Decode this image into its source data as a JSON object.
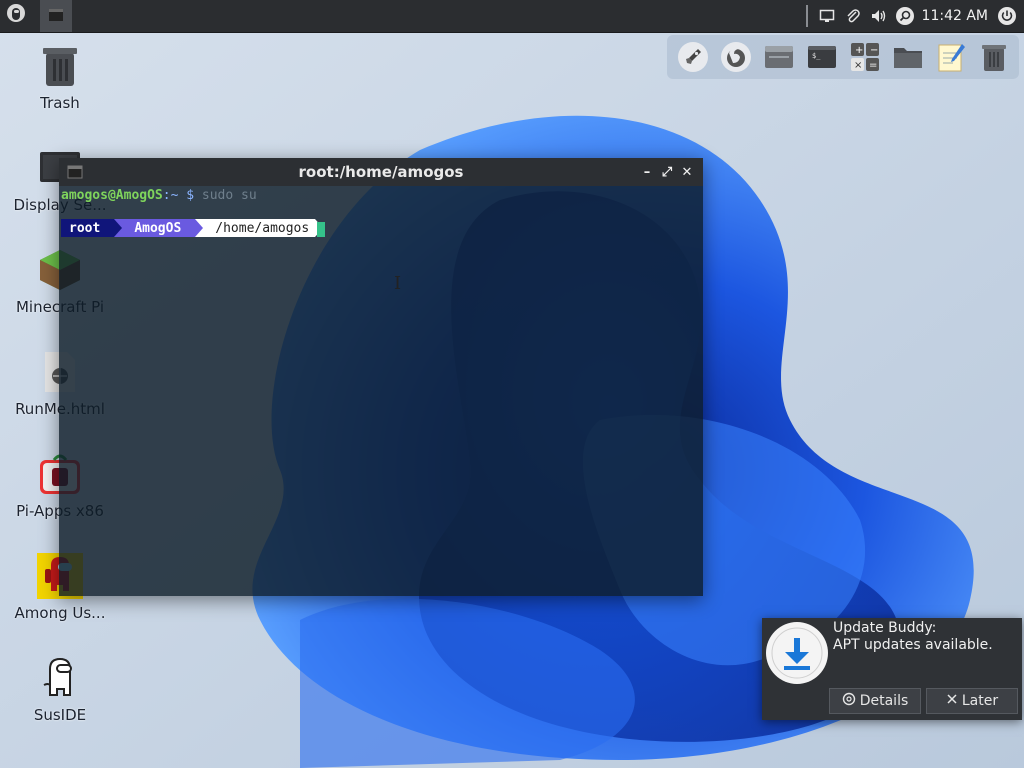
{
  "panel": {
    "clock": "11:42 AM",
    "tray_icons": [
      "screen-icon",
      "paperclip-icon",
      "volume-icon",
      "search-icon"
    ],
    "power_icon": "power-icon"
  },
  "dock": {
    "items": [
      "rocket-icon",
      "firefox-icon",
      "window-icon",
      "terminal-icon",
      "calculator-icon",
      "folder-icon",
      "notepad-icon",
      "trash-icon"
    ]
  },
  "desktop": {
    "icons": [
      {
        "label": "Trash",
        "icon": "trash-icon"
      },
      {
        "label": "Display Se...",
        "icon": "monitor-icon"
      },
      {
        "label": "Minecraft Pi",
        "icon": "minecraft-icon"
      },
      {
        "label": "RunMe.html",
        "icon": "html-file-icon"
      },
      {
        "label": "Pi-Apps x86",
        "icon": "pi-apps-icon"
      },
      {
        "label": "Among Us...",
        "icon": "among-us-icon"
      },
      {
        "label": "SusIDE",
        "icon": "suside-icon"
      }
    ]
  },
  "terminal": {
    "title": "root:/home/amogos",
    "line1_user": "amogos@AmogOS",
    "line1_path": ":~",
    "line1_dollar": "$",
    "line1_cmd": "sudo su",
    "prompt_user": "root",
    "prompt_host": "AmogOS",
    "prompt_dir": "/home/amogos",
    "controls": {
      "minimize": "–",
      "maximize": "⤢",
      "close": "✕"
    }
  },
  "notification": {
    "title": "Update Buddy:",
    "message": "APT updates available.",
    "details_label": "Details",
    "later_label": "Later"
  },
  "colors": {
    "panel_bg": "#2b2d30",
    "terminal_title_bg": "#2c2f33",
    "prompt_green": "#7fd45c",
    "powerline_root": "#10157a",
    "powerline_host": "#6a5ae0",
    "cursor": "#35c28a",
    "wallpaper_blue": "#1f5ad8"
  }
}
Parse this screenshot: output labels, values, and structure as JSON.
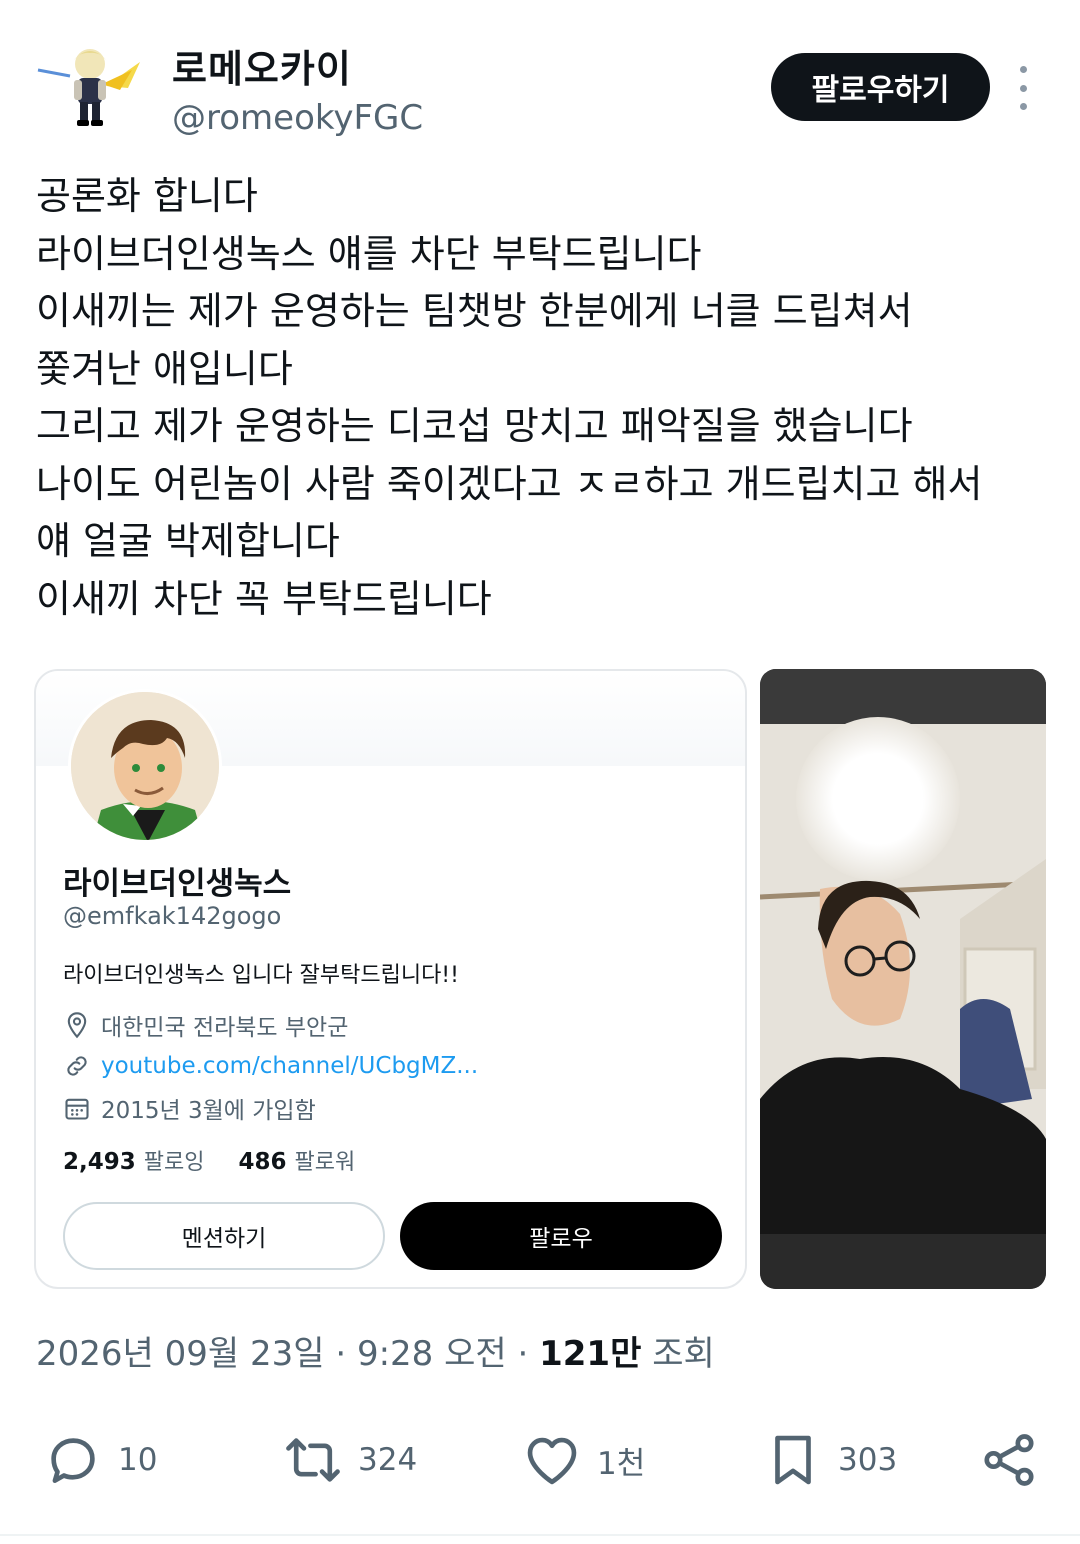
{
  "author": {
    "display_name": "로메오카이",
    "handle": "@romeokyFGC",
    "follow_label": "팔로우하기",
    "more_icon": "more-vertical-icon"
  },
  "tweet": {
    "lines": [
      "공론화 합니다",
      "라이브더인생녹스 얘를 차단 부탁드립니다",
      "이새끼는 제가 운영하는 팀챗방 한분에게 너클 드립쳐서",
      "쫓겨난 애입니다",
      "그리고 제가 운영하는 디코섭 망치고 패악질을 했습니다",
      "나이도 어린놈이 사람 죽이겠다고 ㅈㄹ하고 개드립치고 해서",
      "얘 얼굴 박제합니다",
      "이새끼 차단 꼭 부탁드립니다"
    ]
  },
  "profile_card": {
    "name": "라이브더인생녹스",
    "handle": "@emfkak142gogo",
    "bio": "라이브더인생녹스 입니다 잘부탁드립니다!!",
    "location": "대한민국 전라북도 부안군",
    "link": "youtube.com/channel/UCbgMZ...",
    "joined": "2015년 3월에 가입함",
    "following_count": "2,493",
    "following_label": "팔로잉",
    "followers_count": "486",
    "followers_label": "팔로워",
    "mention_label": "멘션하기",
    "follow_label": "팔로우"
  },
  "meta": {
    "date": "2026년 09월 23일",
    "time": "9:28 오전",
    "views_count": "121만",
    "views_label": "조회",
    "separator": " · "
  },
  "actions": {
    "reply_count": "10",
    "retweet_count": "324",
    "like_count": "1천",
    "bookmark_count": "303"
  },
  "colors": {
    "text": "#0f1419",
    "secondary": "#536471",
    "link": "#1d9bf0",
    "button_dark": "#0f1419",
    "border": "#e5e8eb"
  }
}
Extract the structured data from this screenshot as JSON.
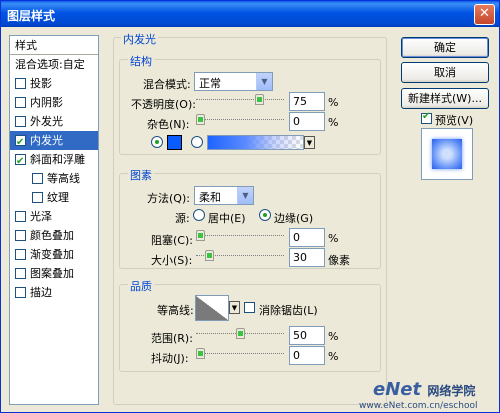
{
  "window": {
    "title": "图层样式",
    "close": "✕"
  },
  "stylelist": {
    "items": [
      {
        "label": "样式",
        "checkbox": false,
        "checked": false,
        "selected": false,
        "sub": false
      },
      {
        "label": "混合选项:自定",
        "checkbox": false,
        "checked": false,
        "selected": false,
        "sub": false
      },
      {
        "label": "投影",
        "checkbox": true,
        "checked": false,
        "selected": false,
        "sub": false
      },
      {
        "label": "内阴影",
        "checkbox": true,
        "checked": false,
        "selected": false,
        "sub": false
      },
      {
        "label": "外发光",
        "checkbox": true,
        "checked": false,
        "selected": false,
        "sub": false
      },
      {
        "label": "内发光",
        "checkbox": true,
        "checked": true,
        "selected": true,
        "sub": false
      },
      {
        "label": "斜面和浮雕",
        "checkbox": true,
        "checked": true,
        "selected": false,
        "sub": false
      },
      {
        "label": "等高线",
        "checkbox": true,
        "checked": false,
        "selected": false,
        "sub": true
      },
      {
        "label": "纹理",
        "checkbox": true,
        "checked": false,
        "selected": false,
        "sub": true
      },
      {
        "label": "光泽",
        "checkbox": true,
        "checked": false,
        "selected": false,
        "sub": false
      },
      {
        "label": "颜色叠加",
        "checkbox": true,
        "checked": false,
        "selected": false,
        "sub": false
      },
      {
        "label": "渐变叠加",
        "checkbox": true,
        "checked": false,
        "selected": false,
        "sub": false
      },
      {
        "label": "图案叠加",
        "checkbox": true,
        "checked": false,
        "selected": false,
        "sub": false
      },
      {
        "label": "描边",
        "checkbox": true,
        "checked": false,
        "selected": false,
        "sub": false
      }
    ]
  },
  "panel": {
    "title": "内发光",
    "structure": {
      "legend": "结构",
      "blend_mode_label": "混合模式:",
      "blend_mode_value": "正常",
      "opacity_label": "不透明度(O):",
      "opacity_value": "75",
      "opacity_unit": "%",
      "opacity_fraction": 0.75,
      "noise_label": "杂色(N):",
      "noise_value": "0",
      "noise_unit": "%",
      "color": "#0a5cff"
    },
    "elements": {
      "legend": "图素",
      "method_label": "方法(Q):",
      "method_value": "柔和",
      "source_label": "源:",
      "source_center": "居中(E)",
      "source_edge": "边缘(G)",
      "choke_label": "阻塞(C):",
      "choke_value": "0",
      "choke_unit": "%",
      "size_label": "大小(S):",
      "size_value": "30",
      "size_unit": "像素",
      "size_fraction": 0.12
    },
    "quality": {
      "legend": "品质",
      "contour_label": "等高线:",
      "antialias_label": "消除锯齿(L)",
      "range_label": "范围(R):",
      "range_value": "50",
      "range_unit": "%",
      "range_fraction": 0.5,
      "jitter_label": "抖动(J):",
      "jitter_value": "0",
      "jitter_unit": "%"
    }
  },
  "buttons": {
    "ok": "确定",
    "cancel": "取消",
    "new_style": "新建样式(W)...",
    "preview_label": "预览(V)"
  },
  "watermark": {
    "brand": "eNet",
    "cn": "网络学院",
    "url": "www.eNet.com.cn/eschool"
  }
}
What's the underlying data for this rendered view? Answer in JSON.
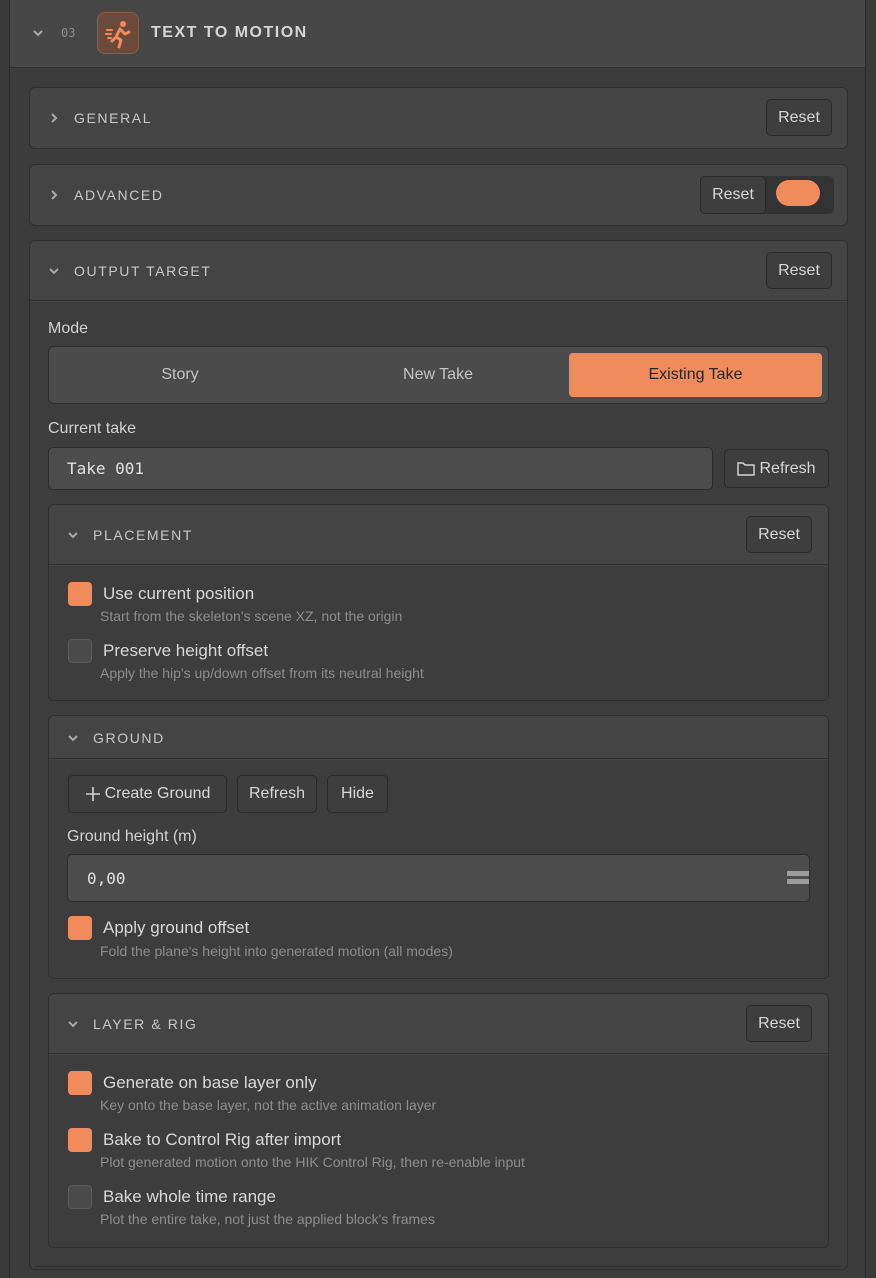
{
  "root": {
    "step_number": "03",
    "title": "TEXT TO MOTION"
  },
  "general": {
    "title": "GENERAL",
    "reset_label": "Reset"
  },
  "advanced": {
    "title": "ADVANCED",
    "reset_label": "Reset",
    "enabled": true
  },
  "output_target": {
    "title": "OUTPUT TARGET",
    "reset_label": "Reset",
    "mode_label": "Mode",
    "modes": [
      "Story",
      "New Take",
      "Existing Take"
    ],
    "selected_mode": "Existing Take",
    "current_take_label": "Current take",
    "current_take_value": "Take 001",
    "refresh_label": "Refresh"
  },
  "placement": {
    "title": "PLACEMENT",
    "reset_label": "Reset",
    "options": [
      {
        "label": "Use current position",
        "desc": "Start from the skeleton's scene XZ, not the origin",
        "checked": true
      },
      {
        "label": "Preserve height offset",
        "desc": "Apply the hip's up/down offset from its neutral height",
        "checked": false
      }
    ]
  },
  "ground": {
    "title": "GROUND",
    "create_label": "Create Ground",
    "refresh_label": "Refresh",
    "hide_label": "Hide",
    "height_label": "Ground height (m)",
    "height_value": "0,00",
    "options": [
      {
        "label": "Apply ground offset",
        "desc": "Fold the plane's height into generated motion (all modes)",
        "checked": true
      }
    ]
  },
  "layer_rig": {
    "title": "LAYER & RIG",
    "reset_label": "Reset",
    "options": [
      {
        "label": "Generate on base layer only",
        "desc": "Key onto the base layer, not the active animation layer",
        "checked": true
      },
      {
        "label": "Bake to Control Rig after import",
        "desc": "Plot generated motion onto the HIK Control Rig, then re-enable input",
        "checked": true
      },
      {
        "label": "Bake whole time range",
        "desc": "Plot the entire take, not just the applied block's frames",
        "checked": false
      }
    ]
  },
  "colors": {
    "accent": "#f08c5c",
    "panel": "#444444",
    "background": "#3c3c3c"
  },
  "icons": [
    "chevron-down-icon",
    "chevron-right-icon",
    "running-figure-icon",
    "folder-icon",
    "plus-icon",
    "drag-handle-icon"
  ]
}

————————

## Exercise objective
Find all lines with "eNet" in them and copy each one.

## Exercise response
    "brand": "eNet",
    "url": "www.eNet.com.cn/eschool"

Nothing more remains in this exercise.